● PROBLEM TO WORK ON
Copy whichever lines contain the string "государственных".

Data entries
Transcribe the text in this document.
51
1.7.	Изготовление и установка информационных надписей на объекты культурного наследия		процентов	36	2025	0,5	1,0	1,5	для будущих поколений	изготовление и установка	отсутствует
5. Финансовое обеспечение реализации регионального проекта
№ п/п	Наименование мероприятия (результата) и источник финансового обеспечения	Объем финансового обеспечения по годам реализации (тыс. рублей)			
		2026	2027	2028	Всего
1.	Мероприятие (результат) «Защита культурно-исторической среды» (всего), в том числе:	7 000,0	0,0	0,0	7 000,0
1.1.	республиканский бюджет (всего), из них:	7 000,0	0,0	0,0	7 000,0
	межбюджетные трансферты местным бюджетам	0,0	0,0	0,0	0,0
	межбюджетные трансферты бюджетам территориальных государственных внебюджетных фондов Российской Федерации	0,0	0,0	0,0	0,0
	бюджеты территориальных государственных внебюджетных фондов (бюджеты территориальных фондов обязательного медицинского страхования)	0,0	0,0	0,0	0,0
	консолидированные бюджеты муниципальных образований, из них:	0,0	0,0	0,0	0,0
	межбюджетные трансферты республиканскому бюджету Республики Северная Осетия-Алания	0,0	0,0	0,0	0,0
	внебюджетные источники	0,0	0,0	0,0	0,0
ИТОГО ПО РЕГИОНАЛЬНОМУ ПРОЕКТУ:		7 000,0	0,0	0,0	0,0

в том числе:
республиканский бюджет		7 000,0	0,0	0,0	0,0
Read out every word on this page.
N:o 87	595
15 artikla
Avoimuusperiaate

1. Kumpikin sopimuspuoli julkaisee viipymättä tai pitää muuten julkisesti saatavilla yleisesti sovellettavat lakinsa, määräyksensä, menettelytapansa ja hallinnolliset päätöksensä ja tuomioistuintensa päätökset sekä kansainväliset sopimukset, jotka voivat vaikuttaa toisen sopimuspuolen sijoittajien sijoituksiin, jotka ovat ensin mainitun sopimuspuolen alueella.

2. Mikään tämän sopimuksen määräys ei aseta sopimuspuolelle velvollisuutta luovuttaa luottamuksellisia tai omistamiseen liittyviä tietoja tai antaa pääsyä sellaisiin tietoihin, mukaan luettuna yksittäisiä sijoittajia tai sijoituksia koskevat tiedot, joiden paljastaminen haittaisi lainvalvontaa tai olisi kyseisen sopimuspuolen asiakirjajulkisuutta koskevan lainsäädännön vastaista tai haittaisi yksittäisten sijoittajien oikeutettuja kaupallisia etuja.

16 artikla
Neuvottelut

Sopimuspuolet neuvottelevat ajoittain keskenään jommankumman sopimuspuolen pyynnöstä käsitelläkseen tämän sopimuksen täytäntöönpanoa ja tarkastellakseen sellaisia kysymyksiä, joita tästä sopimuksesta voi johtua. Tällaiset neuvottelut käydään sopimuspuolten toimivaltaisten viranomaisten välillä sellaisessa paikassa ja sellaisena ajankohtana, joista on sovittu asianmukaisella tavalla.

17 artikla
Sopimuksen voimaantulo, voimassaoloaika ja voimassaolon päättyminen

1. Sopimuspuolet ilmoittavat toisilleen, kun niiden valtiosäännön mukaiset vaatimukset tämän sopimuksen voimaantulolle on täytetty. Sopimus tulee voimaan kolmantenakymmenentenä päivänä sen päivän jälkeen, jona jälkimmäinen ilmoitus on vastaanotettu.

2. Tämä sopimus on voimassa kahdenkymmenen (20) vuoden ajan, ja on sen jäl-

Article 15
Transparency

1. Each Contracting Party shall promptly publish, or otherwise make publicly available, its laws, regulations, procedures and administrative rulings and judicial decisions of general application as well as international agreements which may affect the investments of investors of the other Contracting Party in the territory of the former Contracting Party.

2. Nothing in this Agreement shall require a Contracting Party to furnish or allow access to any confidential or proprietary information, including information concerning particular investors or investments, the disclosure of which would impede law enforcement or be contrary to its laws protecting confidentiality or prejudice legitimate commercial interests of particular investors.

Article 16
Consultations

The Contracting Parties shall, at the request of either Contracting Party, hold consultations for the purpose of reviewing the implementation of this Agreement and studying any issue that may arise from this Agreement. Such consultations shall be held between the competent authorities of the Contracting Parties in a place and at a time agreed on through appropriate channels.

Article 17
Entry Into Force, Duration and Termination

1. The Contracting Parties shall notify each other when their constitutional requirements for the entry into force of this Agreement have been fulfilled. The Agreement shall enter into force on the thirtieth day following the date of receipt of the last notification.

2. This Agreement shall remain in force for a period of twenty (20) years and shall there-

● EXERCISE RESPONSE
	межбюджетные трансферты бюджетам территориальных государственных внебюджетных фондов Российской Федерации	0,0	0,0	0,0	0,0
	бюджеты территориальных государственных внебюджетных фондов (бюджеты территориальных фондов обязательного медицинского страхования)	0,0	0,0	0,0	0,0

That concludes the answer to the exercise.